YOUR OBJECTIVE.
Within the records that follow, find every line containing the string "Rozpocznij". Copy those lines.

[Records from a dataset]
'''

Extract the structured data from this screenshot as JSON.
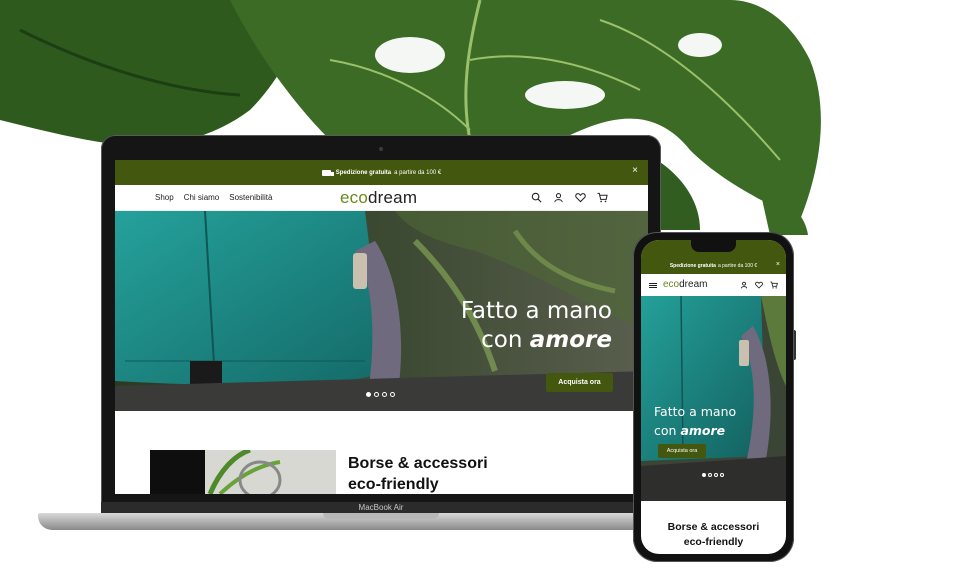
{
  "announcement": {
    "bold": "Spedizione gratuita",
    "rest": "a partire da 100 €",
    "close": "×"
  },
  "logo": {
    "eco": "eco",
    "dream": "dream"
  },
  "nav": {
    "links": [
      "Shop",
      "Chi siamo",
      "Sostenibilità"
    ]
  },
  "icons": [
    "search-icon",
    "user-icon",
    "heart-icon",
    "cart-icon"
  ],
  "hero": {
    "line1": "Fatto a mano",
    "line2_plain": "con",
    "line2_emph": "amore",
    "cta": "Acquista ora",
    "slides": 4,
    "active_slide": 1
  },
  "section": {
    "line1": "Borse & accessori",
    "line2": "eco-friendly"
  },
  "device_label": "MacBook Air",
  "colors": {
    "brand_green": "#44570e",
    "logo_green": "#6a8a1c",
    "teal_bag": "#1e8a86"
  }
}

'''
'''

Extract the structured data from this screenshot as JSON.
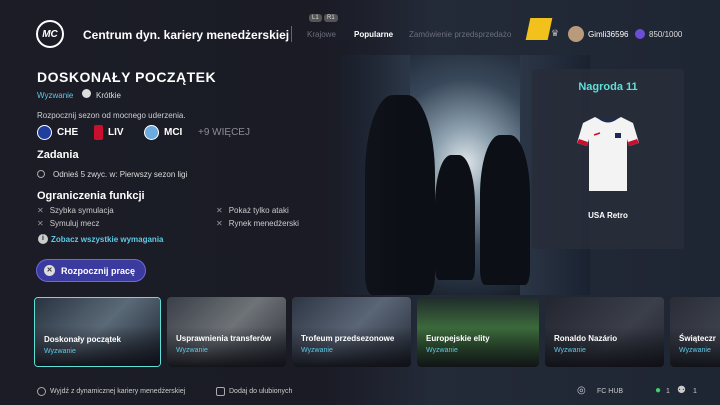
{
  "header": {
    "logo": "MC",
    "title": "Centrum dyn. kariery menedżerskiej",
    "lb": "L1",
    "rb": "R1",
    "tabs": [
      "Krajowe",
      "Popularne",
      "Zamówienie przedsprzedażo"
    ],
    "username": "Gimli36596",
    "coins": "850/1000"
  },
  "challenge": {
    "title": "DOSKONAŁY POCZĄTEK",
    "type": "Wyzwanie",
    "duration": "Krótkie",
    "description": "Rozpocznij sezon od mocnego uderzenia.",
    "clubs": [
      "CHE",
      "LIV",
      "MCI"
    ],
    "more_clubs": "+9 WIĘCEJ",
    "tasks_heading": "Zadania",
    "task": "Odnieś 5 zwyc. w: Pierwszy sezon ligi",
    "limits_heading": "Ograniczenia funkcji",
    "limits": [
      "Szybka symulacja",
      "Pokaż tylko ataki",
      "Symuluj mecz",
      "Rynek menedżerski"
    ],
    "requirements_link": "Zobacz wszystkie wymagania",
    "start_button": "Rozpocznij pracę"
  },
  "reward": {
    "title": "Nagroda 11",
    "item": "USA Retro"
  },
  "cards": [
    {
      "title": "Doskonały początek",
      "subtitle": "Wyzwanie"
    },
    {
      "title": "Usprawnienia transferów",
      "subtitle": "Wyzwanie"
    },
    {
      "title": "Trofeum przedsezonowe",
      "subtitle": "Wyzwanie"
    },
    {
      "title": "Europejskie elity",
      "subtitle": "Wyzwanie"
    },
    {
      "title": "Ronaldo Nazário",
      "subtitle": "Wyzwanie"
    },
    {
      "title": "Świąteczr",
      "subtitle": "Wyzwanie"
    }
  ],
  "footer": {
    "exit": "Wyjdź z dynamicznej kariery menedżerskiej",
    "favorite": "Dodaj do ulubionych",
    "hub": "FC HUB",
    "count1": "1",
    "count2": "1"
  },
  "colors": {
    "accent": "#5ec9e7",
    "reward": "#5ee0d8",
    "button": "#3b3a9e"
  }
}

'''

SOLVED PROBLEM.
    "description": "Rozpocznij sezon od mocnego uderzenia.",
    "start_button": "Rozpocznij pracę"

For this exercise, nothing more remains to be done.